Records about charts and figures
* * * * * * *

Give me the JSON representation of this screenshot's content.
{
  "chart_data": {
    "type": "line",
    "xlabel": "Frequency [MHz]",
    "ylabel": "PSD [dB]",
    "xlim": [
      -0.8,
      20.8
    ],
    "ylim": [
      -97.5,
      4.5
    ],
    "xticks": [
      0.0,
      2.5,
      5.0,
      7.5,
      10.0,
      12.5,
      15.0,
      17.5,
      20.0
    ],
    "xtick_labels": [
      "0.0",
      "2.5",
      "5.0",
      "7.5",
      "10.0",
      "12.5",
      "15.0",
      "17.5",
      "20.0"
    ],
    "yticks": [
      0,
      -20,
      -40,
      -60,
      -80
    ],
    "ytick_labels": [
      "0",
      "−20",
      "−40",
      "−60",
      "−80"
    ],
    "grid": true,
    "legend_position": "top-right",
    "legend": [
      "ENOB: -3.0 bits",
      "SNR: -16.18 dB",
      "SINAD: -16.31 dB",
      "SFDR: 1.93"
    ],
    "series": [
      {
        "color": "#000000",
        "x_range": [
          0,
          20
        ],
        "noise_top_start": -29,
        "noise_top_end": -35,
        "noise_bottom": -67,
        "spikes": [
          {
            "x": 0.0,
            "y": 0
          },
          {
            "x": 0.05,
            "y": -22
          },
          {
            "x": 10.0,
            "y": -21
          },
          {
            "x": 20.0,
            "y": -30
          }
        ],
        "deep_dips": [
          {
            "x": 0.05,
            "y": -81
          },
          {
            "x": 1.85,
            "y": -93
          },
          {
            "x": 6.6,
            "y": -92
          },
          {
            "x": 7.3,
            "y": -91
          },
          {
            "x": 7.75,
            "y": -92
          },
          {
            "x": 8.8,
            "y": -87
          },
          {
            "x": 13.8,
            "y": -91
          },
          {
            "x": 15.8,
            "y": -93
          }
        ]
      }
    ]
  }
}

* * * * * * *

Task requirements: Output the data above exactly, please, line for line.

The answer:
Give me the JSON representation of this screenshot's content.
{
  "chart_data": {
    "type": "line",
    "xlabel": "Frequency [MHz]",
    "ylabel": "PSD [dB]",
    "xlim": [
      -0.8,
      20.8
    ],
    "ylim": [
      -97.5,
      4.5
    ],
    "xticks": [
      0.0,
      2.5,
      5.0,
      7.5,
      10.0,
      12.5,
      15.0,
      17.5,
      20.0
    ],
    "xtick_labels": [
      "0.0",
      "2.5",
      "5.0",
      "7.5",
      "10.0",
      "12.5",
      "15.0",
      "17.5",
      "20.0"
    ],
    "yticks": [
      0,
      -20,
      -40,
      -60,
      -80
    ],
    "ytick_labels": [
      "0",
      "−20",
      "−40",
      "−60",
      "−80"
    ],
    "grid": true,
    "legend_position": "top-right",
    "legend": [
      "ENOB: -3.0 bits",
      "SNR: -16.18 dB",
      "SINAD: -16.31 dB",
      "SFDR: 1.93"
    ],
    "series": [
      {
        "color": "#000000",
        "x_range": [
          0,
          20
        ],
        "noise_top_start": -29,
        "noise_top_end": -35,
        "noise_bottom": -67,
        "spikes": [
          {
            "x": 0.0,
            "y": 0
          },
          {
            "x": 0.05,
            "y": -22
          },
          {
            "x": 10.0,
            "y": -21
          },
          {
            "x": 20.0,
            "y": -30
          }
        ],
        "deep_dips": [
          {
            "x": 0.05,
            "y": -81
          },
          {
            "x": 1.85,
            "y": -93
          },
          {
            "x": 6.6,
            "y": -92
          },
          {
            "x": 7.3,
            "y": -91
          },
          {
            "x": 7.75,
            "y": -92
          },
          {
            "x": 8.8,
            "y": -87
          },
          {
            "x": 13.8,
            "y": -91
          },
          {
            "x": 15.8,
            "y": -93
          }
        ]
      }
    ]
  }
}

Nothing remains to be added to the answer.